§ **TASK TO COMPLETE**: Count how many lines contain the word "объектов". Please give only the number.

§ **MATERIAL FOR THIS EXERCISE**:
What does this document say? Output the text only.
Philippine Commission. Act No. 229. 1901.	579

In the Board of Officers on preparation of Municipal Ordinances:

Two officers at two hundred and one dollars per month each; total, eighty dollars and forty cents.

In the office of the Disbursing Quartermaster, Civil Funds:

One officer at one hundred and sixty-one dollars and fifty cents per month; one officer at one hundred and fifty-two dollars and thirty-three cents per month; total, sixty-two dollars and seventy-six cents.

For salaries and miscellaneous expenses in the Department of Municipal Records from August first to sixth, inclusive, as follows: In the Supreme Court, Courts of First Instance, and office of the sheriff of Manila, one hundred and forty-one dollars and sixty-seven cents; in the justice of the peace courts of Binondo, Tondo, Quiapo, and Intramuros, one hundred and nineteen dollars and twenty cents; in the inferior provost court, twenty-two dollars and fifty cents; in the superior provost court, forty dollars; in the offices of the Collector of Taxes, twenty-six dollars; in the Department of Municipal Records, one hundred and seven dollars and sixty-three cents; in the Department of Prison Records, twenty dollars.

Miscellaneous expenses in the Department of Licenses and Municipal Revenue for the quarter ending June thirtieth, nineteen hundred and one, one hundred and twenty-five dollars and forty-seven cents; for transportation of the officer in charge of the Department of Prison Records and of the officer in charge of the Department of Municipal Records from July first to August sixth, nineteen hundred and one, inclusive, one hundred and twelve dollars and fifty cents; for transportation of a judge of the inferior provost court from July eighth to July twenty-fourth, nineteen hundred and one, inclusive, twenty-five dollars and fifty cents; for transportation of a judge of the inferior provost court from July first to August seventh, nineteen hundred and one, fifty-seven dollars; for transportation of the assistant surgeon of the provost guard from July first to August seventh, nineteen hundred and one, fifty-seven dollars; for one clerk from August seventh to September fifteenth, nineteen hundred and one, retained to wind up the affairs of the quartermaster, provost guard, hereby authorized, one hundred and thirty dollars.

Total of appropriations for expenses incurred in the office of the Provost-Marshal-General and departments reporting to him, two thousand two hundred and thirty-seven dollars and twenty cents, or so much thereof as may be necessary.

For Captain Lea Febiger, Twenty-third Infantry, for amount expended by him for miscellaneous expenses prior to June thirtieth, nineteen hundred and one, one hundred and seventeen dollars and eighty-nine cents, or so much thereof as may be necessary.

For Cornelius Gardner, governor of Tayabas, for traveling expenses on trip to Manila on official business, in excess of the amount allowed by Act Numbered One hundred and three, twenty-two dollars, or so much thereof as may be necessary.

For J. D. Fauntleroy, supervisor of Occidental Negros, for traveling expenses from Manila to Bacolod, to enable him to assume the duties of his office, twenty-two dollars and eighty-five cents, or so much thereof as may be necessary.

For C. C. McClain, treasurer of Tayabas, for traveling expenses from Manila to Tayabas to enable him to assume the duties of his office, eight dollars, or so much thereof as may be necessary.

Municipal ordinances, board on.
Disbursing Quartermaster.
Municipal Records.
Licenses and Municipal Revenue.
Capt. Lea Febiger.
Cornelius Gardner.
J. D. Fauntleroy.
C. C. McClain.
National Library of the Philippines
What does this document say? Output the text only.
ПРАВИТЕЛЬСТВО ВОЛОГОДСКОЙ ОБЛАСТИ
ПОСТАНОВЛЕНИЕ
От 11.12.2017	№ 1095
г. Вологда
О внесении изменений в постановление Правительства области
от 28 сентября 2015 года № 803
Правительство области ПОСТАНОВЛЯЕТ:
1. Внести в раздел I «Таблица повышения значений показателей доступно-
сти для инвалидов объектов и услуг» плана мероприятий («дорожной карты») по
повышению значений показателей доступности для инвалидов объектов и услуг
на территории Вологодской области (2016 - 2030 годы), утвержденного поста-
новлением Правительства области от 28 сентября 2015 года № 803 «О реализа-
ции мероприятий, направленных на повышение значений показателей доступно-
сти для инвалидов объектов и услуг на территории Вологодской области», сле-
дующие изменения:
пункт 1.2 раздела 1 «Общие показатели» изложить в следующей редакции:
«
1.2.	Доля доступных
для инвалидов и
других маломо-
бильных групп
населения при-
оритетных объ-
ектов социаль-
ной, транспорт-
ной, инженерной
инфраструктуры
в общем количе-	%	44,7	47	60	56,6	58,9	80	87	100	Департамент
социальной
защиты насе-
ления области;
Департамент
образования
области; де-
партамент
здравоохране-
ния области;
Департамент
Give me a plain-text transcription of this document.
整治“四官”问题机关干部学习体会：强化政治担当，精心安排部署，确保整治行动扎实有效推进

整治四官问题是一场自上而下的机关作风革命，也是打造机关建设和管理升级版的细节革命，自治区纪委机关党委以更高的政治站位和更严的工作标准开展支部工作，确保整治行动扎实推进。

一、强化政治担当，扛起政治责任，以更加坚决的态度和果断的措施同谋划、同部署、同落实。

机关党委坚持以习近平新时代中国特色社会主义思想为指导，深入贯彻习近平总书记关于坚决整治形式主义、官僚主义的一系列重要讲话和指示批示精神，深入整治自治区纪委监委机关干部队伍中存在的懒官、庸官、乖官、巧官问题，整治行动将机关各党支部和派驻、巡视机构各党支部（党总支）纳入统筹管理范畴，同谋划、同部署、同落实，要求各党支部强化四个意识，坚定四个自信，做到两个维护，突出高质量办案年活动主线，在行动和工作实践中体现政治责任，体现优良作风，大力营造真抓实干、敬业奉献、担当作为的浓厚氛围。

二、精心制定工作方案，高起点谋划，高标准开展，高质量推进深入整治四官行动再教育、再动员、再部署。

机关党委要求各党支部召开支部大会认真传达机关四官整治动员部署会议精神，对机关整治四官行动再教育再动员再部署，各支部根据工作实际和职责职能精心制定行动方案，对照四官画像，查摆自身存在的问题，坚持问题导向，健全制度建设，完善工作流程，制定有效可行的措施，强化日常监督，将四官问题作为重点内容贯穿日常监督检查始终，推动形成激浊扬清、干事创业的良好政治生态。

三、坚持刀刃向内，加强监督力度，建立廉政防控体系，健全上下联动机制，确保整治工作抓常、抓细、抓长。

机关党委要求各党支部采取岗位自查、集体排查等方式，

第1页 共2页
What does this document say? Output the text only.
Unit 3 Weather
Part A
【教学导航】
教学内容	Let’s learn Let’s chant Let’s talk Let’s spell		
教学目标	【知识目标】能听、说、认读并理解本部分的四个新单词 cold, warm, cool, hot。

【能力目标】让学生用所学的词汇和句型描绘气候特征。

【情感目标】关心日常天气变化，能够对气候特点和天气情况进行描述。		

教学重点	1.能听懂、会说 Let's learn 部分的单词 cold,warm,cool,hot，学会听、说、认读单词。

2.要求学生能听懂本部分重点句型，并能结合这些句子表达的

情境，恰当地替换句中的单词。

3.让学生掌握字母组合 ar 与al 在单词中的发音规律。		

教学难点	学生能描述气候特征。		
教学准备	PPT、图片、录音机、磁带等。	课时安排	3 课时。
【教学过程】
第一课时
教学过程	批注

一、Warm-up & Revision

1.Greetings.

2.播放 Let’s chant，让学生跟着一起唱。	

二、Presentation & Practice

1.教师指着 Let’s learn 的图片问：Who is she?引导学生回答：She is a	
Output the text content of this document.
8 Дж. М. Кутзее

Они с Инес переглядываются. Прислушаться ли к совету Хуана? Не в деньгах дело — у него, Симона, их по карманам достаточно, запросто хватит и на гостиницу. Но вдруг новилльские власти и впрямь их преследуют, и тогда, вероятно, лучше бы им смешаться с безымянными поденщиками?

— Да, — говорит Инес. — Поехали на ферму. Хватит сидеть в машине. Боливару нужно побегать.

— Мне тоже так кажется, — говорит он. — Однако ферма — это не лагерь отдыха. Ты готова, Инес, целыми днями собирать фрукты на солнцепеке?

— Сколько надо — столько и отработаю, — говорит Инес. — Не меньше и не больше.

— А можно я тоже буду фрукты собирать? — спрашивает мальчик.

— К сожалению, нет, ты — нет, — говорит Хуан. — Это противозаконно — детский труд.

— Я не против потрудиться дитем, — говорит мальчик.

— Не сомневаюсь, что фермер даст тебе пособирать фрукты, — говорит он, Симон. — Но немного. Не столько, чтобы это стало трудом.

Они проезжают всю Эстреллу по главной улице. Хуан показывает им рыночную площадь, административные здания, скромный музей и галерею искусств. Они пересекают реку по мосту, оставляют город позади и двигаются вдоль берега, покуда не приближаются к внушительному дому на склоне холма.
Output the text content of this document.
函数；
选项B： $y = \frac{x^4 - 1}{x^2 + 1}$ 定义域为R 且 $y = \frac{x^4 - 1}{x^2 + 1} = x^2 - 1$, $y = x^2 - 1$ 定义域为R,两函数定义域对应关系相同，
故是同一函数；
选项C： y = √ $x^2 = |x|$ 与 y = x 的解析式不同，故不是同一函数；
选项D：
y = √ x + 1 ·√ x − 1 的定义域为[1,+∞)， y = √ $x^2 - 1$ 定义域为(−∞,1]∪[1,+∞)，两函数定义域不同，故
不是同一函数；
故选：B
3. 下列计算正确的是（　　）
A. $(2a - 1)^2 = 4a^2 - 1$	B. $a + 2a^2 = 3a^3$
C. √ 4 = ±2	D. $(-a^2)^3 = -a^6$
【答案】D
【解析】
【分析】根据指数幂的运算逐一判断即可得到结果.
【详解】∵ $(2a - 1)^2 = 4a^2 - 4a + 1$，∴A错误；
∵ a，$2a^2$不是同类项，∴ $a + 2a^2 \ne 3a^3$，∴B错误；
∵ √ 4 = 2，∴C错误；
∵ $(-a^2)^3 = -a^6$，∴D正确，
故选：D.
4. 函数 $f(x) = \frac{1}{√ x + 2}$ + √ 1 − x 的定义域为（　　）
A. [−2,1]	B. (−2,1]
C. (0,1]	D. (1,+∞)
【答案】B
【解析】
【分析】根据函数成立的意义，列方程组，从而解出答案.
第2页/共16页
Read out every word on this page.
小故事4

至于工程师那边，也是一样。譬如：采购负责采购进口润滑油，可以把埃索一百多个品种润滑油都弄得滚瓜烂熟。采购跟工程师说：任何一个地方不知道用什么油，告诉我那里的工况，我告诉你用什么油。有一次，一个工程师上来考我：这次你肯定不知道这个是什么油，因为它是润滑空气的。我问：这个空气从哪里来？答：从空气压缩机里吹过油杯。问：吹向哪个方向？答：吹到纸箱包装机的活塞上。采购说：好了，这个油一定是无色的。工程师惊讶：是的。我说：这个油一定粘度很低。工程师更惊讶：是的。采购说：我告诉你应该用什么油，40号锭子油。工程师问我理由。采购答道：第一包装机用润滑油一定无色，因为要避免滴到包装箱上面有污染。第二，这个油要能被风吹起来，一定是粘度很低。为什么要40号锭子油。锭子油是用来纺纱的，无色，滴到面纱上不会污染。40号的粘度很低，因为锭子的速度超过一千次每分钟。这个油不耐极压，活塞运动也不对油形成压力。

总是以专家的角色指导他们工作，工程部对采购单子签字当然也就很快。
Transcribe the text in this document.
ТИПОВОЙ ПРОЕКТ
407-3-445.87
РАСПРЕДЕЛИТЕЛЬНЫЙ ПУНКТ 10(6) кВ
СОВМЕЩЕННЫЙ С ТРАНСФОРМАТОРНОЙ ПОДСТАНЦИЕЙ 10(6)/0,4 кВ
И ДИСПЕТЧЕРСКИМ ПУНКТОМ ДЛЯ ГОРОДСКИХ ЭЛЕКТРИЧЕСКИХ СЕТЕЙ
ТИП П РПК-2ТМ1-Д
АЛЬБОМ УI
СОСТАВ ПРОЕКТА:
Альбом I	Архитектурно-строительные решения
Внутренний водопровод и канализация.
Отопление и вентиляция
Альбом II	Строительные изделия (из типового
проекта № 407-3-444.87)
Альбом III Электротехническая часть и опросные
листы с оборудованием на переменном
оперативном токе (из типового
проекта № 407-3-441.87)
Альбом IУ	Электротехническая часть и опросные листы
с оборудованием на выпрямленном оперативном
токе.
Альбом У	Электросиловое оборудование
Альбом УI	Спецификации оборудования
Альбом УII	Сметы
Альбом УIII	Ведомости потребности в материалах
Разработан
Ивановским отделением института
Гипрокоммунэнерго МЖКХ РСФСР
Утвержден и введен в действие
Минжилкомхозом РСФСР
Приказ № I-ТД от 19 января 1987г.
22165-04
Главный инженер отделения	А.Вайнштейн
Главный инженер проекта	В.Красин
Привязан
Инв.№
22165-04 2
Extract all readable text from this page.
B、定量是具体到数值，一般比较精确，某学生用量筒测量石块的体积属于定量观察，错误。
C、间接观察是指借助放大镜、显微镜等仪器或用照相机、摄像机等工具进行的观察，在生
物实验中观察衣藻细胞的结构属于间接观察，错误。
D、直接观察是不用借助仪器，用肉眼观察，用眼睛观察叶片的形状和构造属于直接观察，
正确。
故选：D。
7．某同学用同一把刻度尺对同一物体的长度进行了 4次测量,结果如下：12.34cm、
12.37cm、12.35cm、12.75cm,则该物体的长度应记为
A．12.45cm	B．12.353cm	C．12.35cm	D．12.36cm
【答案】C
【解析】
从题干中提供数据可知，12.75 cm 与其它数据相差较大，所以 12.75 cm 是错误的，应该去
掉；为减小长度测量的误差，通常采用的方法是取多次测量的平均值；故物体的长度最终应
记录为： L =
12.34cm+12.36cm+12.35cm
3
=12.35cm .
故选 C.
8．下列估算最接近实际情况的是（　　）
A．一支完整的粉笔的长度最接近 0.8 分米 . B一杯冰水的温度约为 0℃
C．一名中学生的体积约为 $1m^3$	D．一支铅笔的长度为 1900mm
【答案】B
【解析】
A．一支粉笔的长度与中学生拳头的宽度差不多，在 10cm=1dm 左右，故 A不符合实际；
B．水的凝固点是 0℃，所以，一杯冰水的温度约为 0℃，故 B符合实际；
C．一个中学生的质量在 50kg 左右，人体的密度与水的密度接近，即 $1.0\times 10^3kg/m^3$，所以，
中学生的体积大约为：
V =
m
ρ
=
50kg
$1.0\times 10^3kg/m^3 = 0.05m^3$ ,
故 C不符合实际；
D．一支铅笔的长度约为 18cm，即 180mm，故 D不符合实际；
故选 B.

§ **OUTPUT OF THE TASK**: 3